Retype every entry exactly, character for character.

-- START OF The records --

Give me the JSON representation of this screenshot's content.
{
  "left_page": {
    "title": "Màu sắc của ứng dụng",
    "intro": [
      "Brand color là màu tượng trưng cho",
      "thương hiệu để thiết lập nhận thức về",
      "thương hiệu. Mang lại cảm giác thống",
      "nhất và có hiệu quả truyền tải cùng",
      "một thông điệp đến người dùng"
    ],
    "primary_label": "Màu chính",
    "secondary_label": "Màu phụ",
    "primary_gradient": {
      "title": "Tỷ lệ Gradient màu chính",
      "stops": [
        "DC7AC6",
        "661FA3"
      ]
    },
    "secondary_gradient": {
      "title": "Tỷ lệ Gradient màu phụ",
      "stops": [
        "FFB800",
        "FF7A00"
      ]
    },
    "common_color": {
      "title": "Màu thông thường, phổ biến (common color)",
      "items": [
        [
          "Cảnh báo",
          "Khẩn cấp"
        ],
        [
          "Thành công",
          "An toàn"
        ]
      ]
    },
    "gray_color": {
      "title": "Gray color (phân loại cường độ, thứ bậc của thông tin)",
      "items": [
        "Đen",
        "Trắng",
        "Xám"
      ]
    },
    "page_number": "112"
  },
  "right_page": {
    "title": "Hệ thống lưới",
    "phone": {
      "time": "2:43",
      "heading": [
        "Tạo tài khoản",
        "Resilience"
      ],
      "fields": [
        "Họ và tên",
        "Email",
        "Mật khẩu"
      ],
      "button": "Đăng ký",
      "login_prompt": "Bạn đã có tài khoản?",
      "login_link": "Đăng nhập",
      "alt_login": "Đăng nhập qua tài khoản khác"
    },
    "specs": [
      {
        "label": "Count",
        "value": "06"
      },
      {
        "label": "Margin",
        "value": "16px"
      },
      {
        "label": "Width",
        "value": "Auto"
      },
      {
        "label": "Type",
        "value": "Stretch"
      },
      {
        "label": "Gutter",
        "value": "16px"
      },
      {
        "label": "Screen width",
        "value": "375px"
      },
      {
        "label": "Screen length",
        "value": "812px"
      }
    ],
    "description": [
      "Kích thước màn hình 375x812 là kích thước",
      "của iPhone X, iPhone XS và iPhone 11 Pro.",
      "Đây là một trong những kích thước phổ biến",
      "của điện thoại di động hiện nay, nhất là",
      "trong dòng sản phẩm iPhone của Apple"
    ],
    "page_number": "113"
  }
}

-- END OF The records --

Exercise result:
Give me the JSON representation of this screenshot's content.
{
  "left_page": {
    "title": "Màu sắc của ứng dụng",
    "intro": [
      "Brand color là màu tượng trưng cho",
      "thương hiệu để thiết lập nhận thức về",
      "thương hiệu. Mang lại cảm giác thống",
      "nhất và có hiệu quả truyền tải cùng",
      "một thông điệp đến người dùng"
    ],
    "primary_label": "Màu chính",
    "secondary_label": "Màu phụ",
    "primary_gradient": {
      "title": "Tỷ lệ Gradient màu chính",
      "stops": [
        "DC7AC6",
        "661FA3"
      ]
    },
    "secondary_gradient": {
      "title": "Tỷ lệ Gradient màu phụ",
      "stops": [
        "FFB800",
        "FF7A00"
      ]
    },
    "common_color": {
      "title": "Màu thông thường, phổ biến (common color)",
      "items": [
        [
          "Cảnh báo",
          "Khẩn cấp"
        ],
        [
          "Thành công",
          "An toàn"
        ]
      ]
    },
    "gray_color": {
      "title": "Gray color (phân loại cường độ, thứ bậc của thông tin)",
      "items": [
        "Đen",
        "Trắng",
        "Xám"
      ]
    },
    "page_number": "112"
  },
  "right_page": {
    "title": "Hệ thống lưới",
    "phone": {
      "time": "2:43",
      "heading": [
        "Tạo tài khoản",
        "Resilience"
      ],
      "fields": [
        "Họ và tên",
        "Email",
        "Mật khẩu"
      ],
      "button": "Đăng ký",
      "login_prompt": "Bạn đã có tài khoản?",
      "login_link": "Đăng nhập",
      "alt_login": "Đăng nhập qua tài khoản khác"
    },
    "specs": [
      {
        "label": "Count",
        "value": "06"
      },
      {
        "label": "Margin",
        "value": "16px"
      },
      {
        "label": "Width",
        "value": "Auto"
      },
      {
        "label": "Type",
        "value": "Stretch"
      },
      {
        "label": "Gutter",
        "value": "16px"
      },
      {
        "label": "Screen width",
        "value": "375px"
      },
      {
        "label": "Screen length",
        "value": "812px"
      }
    ],
    "description": [
      "Kích thước màn hình 375x812 là kích thước",
      "của iPhone X, iPhone XS và iPhone 11 Pro.",
      "Đây là một trong những kích thước phổ biến",
      "của điện thoại di động hiện nay, nhất là",
      "trong dòng sản phẩm iPhone của Apple"
    ],
    "page_number": "113"
  }
}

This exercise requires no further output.